What is being asked: The records that follow must be reproduced in full, exactly as written.

Items:
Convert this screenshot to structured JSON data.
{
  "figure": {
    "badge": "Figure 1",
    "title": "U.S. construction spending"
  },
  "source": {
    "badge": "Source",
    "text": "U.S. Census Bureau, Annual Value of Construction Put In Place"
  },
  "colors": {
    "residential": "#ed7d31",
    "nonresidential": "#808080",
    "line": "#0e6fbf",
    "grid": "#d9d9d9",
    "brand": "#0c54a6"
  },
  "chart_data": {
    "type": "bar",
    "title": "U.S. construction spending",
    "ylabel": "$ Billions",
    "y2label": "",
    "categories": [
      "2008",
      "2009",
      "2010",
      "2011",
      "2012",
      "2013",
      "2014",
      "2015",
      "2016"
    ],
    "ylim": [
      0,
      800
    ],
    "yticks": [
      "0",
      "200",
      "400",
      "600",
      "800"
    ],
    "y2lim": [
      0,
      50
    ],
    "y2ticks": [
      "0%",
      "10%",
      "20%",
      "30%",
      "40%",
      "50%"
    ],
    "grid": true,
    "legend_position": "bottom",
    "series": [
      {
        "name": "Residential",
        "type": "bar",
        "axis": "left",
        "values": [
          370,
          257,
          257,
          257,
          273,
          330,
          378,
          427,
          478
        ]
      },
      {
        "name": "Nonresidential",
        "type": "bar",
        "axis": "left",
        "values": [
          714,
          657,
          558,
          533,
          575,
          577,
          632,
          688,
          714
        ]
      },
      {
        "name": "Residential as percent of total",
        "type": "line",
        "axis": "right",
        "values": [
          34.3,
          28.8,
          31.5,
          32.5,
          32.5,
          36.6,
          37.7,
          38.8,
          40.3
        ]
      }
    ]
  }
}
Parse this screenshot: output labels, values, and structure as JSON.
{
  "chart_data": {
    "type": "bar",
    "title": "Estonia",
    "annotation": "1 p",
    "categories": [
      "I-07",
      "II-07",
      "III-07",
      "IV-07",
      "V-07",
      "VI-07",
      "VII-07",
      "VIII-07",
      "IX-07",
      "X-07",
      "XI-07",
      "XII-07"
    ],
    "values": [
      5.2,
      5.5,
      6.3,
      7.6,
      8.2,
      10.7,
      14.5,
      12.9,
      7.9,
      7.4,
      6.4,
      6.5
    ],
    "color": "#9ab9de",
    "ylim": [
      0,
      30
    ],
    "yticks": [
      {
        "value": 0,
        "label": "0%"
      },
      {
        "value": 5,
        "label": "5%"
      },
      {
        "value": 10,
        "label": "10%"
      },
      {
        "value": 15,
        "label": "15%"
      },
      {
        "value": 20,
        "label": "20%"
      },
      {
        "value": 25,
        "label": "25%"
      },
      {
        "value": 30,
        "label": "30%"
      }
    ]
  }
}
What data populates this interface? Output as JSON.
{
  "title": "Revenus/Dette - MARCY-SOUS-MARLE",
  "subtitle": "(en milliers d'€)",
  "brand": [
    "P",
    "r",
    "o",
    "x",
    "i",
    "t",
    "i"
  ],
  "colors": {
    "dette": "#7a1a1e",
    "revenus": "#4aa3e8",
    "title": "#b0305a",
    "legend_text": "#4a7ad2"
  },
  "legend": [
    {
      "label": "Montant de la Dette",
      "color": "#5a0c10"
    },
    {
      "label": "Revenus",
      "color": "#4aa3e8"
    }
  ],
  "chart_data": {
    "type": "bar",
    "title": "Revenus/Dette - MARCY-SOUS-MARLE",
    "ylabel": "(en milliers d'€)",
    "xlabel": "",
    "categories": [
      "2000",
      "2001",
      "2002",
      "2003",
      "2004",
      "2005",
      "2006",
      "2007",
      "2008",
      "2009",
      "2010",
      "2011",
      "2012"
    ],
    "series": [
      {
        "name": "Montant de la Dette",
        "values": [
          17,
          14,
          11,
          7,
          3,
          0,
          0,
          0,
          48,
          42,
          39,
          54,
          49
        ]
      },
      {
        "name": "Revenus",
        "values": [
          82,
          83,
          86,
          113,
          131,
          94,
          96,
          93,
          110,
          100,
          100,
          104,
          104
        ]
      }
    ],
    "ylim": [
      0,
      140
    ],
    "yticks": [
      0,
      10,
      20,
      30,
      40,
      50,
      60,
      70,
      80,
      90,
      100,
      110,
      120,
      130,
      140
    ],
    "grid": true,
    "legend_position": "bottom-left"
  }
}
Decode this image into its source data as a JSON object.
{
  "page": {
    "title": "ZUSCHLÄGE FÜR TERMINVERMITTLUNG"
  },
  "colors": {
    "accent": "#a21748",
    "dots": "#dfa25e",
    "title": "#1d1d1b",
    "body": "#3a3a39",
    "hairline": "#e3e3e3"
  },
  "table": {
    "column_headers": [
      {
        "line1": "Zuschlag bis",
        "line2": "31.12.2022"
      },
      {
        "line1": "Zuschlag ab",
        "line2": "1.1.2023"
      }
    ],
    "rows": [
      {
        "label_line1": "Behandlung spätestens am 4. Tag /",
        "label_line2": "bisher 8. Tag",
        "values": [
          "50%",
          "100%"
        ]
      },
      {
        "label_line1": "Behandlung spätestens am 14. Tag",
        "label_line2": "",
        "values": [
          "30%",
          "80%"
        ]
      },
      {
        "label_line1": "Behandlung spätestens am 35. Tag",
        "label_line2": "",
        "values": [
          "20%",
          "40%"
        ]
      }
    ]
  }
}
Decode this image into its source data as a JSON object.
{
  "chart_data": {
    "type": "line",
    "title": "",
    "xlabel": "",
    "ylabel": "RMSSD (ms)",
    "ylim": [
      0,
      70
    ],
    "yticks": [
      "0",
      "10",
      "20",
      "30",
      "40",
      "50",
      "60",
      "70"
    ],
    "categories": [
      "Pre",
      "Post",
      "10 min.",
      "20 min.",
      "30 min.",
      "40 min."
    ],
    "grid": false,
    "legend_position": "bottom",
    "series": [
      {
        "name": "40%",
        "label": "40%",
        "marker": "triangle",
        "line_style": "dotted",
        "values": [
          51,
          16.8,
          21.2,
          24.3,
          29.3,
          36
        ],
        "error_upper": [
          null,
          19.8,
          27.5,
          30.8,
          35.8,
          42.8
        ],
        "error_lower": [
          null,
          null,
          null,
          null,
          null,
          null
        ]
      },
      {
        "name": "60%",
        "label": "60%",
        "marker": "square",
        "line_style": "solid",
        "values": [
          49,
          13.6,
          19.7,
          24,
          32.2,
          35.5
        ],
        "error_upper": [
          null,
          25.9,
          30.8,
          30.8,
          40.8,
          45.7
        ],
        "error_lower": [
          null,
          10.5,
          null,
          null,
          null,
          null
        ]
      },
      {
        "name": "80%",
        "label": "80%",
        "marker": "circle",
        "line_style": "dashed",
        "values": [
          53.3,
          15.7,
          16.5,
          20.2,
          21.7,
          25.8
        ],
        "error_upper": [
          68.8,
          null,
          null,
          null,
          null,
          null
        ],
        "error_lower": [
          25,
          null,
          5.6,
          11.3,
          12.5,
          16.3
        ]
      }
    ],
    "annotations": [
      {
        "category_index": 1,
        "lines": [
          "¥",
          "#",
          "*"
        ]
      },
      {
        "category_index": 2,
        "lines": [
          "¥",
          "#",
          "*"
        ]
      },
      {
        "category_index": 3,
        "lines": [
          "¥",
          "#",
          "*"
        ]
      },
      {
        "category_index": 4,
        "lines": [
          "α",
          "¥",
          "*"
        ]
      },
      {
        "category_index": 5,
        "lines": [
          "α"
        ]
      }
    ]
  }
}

Task answer:
Convert this screenshot to structured JSON data.
{
  "figure": {
    "badge": "Figure 1",
    "title": "U.S. construction spending"
  },
  "source": {
    "badge": "Source",
    "text": "U.S. Census Bureau, Annual Value of Construction Put In Place"
  },
  "colors": {
    "residential": "#ed7d31",
    "nonresidential": "#808080",
    "line": "#0e6fbf",
    "grid": "#d9d9d9",
    "brand": "#0c54a6"
  },
  "chart_data": {
    "type": "bar",
    "title": "U.S. construction spending",
    "ylabel": "$ Billions",
    "y2label": "",
    "categories": [
      "2008",
      "2009",
      "2010",
      "2011",
      "2012",
      "2013",
      "2014",
      "2015",
      "2016"
    ],
    "ylim": [
      0,
      800
    ],
    "yticks": [
      "0",
      "200",
      "400",
      "600",
      "800"
    ],
    "y2lim": [
      0,
      50
    ],
    "y2ticks": [
      "0%",
      "10%",
      "20%",
      "30%",
      "40%",
      "50%"
    ],
    "grid": true,
    "legend_position": "bottom",
    "series": [
      {
        "name": "Residential",
        "type": "bar",
        "axis": "left",
        "values": [
          370,
          257,
          257,
          257,
          273,
          330,
          378,
          427,
          478
        ]
      },
      {
        "name": "Nonresidential",
        "type": "bar",
        "axis": "left",
        "values": [
          714,
          657,
          558,
          533,
          575,
          577,
          632,
          688,
          714
        ]
      },
      {
        "name": "Residential as percent of total",
        "type": "line",
        "axis": "right",
        "values": [
          34.3,
          28.8,
          31.5,
          32.5,
          32.5,
          36.6,
          37.7,
          38.8,
          40.3
        ]
      }
    ]
  }
}
Parse this screenshot: output labels, values, and structure as JSON.
{
  "chart_data": {
    "type": "bar",
    "title": "Estonia",
    "annotation": "1 p",
    "categories": [
      "I-07",
      "II-07",
      "III-07",
      "IV-07",
      "V-07",
      "VI-07",
      "VII-07",
      "VIII-07",
      "IX-07",
      "X-07",
      "XI-07",
      "XII-07"
    ],
    "values": [
      5.2,
      5.5,
      6.3,
      7.6,
      8.2,
      10.7,
      14.5,
      12.9,
      7.9,
      7.4,
      6.4,
      6.5
    ],
    "color": "#9ab9de",
    "ylim": [
      0,
      30
    ],
    "yticks": [
      {
        "value": 0,
        "label": "0%"
      },
      {
        "value": 5,
        "label": "5%"
      },
      {
        "value": 10,
        "label": "10%"
      },
      {
        "value": 15,
        "label": "15%"
      },
      {
        "value": 20,
        "label": "20%"
      },
      {
        "value": 25,
        "label": "25%"
      },
      {
        "value": 30,
        "label": "30%"
      }
    ]
  }
}
What data populates this interface? Output as JSON.
{
  "title": "Revenus/Dette - MARCY-SOUS-MARLE",
  "subtitle": "(en milliers d'€)",
  "brand": [
    "P",
    "r",
    "o",
    "x",
    "i",
    "t",
    "i"
  ],
  "colors": {
    "dette": "#7a1a1e",
    "revenus": "#4aa3e8",
    "title": "#b0305a",
    "legend_text": "#4a7ad2"
  },
  "legend": [
    {
      "label": "Montant de la Dette",
      "color": "#5a0c10"
    },
    {
      "label": "Revenus",
      "color": "#4aa3e8"
    }
  ],
  "chart_data": {
    "type": "bar",
    "title": "Revenus/Dette - MARCY-SOUS-MARLE",
    "ylabel": "(en milliers d'€)",
    "xlabel": "",
    "categories": [
      "2000",
      "2001",
      "2002",
      "2003",
      "2004",
      "2005",
      "2006",
      "2007",
      "2008",
      "2009",
      "2010",
      "2011",
      "2012"
    ],
    "series": [
      {
        "name": "Montant de la Dette",
        "values": [
          17,
          14,
          11,
          7,
          3,
          0,
          0,
          0,
          48,
          42,
          39,
          54,
          49
        ]
      },
      {
        "name": "Revenus",
        "values": [
          82,
          83,
          86,
          113,
          131,
          94,
          96,
          93,
          110,
          100,
          100,
          104,
          104
        ]
      }
    ],
    "ylim": [
      0,
      140
    ],
    "yticks": [
      0,
      10,
      20,
      30,
      40,
      50,
      60,
      70,
      80,
      90,
      100,
      110,
      120,
      130,
      140
    ],
    "grid": true,
    "legend_position": "bottom-left"
  }
}
Decode this image into its source data as a JSON object.
{
  "page": {
    "title": "ZUSCHLÄGE FÜR TERMINVERMITTLUNG"
  },
  "colors": {
    "accent": "#a21748",
    "dots": "#dfa25e",
    "title": "#1d1d1b",
    "body": "#3a3a39",
    "hairline": "#e3e3e3"
  },
  "table": {
    "column_headers": [
      {
        "line1": "Zuschlag bis",
        "line2": "31.12.2022"
      },
      {
        "line1": "Zuschlag ab",
        "line2": "1.1.2023"
      }
    ],
    "rows": [
      {
        "label_line1": "Behandlung spätestens am 4. Tag /",
        "label_line2": "bisher 8. Tag",
        "values": [
          "50%",
          "100%"
        ]
      },
      {
        "label_line1": "Behandlung spätestens am 14. Tag",
        "label_line2": "",
        "values": [
          "30%",
          "80%"
        ]
      },
      {
        "label_line1": "Behandlung spätestens am 35. Tag",
        "label_line2": "",
        "values": [
          "20%",
          "40%"
        ]
      }
    ]
  }
}
Decode this image into its source data as a JSON object.
{
  "chart_data": {
    "type": "line",
    "title": "",
    "xlabel": "",
    "ylabel": "RMSSD (ms)",
    "ylim": [
      0,
      70
    ],
    "yticks": [
      "0",
      "10",
      "20",
      "30",
      "40",
      "50",
      "60",
      "70"
    ],
    "categories": [
      "Pre",
      "Post",
      "10 min.",
      "20 min.",
      "30 min.",
      "40 min."
    ],
    "grid": false,
    "legend_position": "bottom",
    "series": [
      {
        "name": "40%",
        "label": "40%",
        "marker": "triangle",
        "line_style": "dotted",
        "values": [
          51,
          16.8,
          21.2,
          24.3,
          29.3,
          36
        ],
        "error_upper": [
          null,
          19.8,
          27.5,
          30.8,
          35.8,
          42.8
        ],
        "error_lower": [
          null,
          null,
          null,
          null,
          null,
          null
        ]
      },
      {
        "name": "60%",
        "label": "60%",
        "marker": "square",
        "line_style": "solid",
        "values": [
          49,
          13.6,
          19.7,
          24,
          32.2,
          35.5
        ],
        "error_upper": [
          null,
          25.9,
          30.8,
          30.8,
          40.8,
          45.7
        ],
        "error_lower": [
          null,
          10.5,
          null,
          null,
          null,
          null
        ]
      },
      {
        "name": "80%",
        "label": "80%",
        "marker": "circle",
        "line_style": "dashed",
        "values": [
          53.3,
          15.7,
          16.5,
          20.2,
          21.7,
          25.8
        ],
        "error_upper": [
          68.8,
          null,
          null,
          null,
          null,
          null
        ],
        "error_lower": [
          25,
          null,
          5.6,
          11.3,
          12.5,
          16.3
        ]
      }
    ],
    "annotations": [
      {
        "category_index": 1,
        "lines": [
          "¥",
          "#",
          "*"
        ]
      },
      {
        "category_index": 2,
        "lines": [
          "¥",
          "#",
          "*"
        ]
      },
      {
        "category_index": 3,
        "lines": [
          "¥",
          "#",
          "*"
        ]
      },
      {
        "category_index": 4,
        "lines": [
          "α",
          "¥",
          "*"
        ]
      },
      {
        "category_index": 5,
        "lines": [
          "α"
        ]
      }
    ]
  }
}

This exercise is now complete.